- _The problem_: What number of lines contain the word "this"? Reply with the number and nothing else.

- _Raw data_:
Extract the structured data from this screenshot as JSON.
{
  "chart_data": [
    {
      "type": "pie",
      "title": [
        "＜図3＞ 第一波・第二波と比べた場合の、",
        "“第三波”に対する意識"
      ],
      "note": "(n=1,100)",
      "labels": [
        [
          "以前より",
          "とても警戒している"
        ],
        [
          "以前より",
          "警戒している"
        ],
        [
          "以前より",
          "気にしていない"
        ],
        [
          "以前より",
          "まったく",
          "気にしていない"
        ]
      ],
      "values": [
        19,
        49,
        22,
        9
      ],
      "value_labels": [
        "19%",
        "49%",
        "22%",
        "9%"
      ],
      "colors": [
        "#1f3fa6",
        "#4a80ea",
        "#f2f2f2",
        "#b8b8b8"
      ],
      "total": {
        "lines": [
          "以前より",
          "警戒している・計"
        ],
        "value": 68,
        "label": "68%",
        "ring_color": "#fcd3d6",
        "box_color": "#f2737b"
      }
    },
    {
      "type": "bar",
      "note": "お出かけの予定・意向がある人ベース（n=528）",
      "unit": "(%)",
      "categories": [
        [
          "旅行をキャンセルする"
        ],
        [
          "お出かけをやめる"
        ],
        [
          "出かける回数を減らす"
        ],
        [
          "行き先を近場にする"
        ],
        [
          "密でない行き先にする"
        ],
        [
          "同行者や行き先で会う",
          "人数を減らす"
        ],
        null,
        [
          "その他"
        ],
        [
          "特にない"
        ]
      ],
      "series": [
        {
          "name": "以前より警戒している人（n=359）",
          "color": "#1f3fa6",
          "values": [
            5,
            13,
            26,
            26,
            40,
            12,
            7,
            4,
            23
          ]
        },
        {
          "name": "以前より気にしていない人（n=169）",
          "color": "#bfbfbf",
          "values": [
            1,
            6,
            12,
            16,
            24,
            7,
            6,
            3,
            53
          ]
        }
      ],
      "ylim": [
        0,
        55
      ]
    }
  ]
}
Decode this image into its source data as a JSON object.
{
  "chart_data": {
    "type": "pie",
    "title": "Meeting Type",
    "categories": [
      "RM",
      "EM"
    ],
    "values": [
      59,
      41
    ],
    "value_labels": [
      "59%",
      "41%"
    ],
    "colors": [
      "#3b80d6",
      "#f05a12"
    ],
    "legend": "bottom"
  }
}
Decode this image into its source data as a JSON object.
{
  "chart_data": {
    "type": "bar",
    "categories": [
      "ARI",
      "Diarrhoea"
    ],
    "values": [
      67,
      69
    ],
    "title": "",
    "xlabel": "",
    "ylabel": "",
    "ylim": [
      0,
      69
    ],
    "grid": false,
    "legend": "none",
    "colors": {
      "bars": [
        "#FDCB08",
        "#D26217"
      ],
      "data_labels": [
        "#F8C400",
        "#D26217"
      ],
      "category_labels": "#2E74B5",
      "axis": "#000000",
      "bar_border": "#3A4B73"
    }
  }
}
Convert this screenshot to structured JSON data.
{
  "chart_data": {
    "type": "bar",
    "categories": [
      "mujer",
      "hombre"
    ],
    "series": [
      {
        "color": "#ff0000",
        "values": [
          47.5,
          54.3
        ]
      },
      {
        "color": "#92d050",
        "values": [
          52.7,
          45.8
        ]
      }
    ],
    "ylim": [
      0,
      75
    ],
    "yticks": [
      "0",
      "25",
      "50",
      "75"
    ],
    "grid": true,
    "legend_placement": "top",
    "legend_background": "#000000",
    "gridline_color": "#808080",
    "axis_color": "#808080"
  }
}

- _Exercise solution_: 4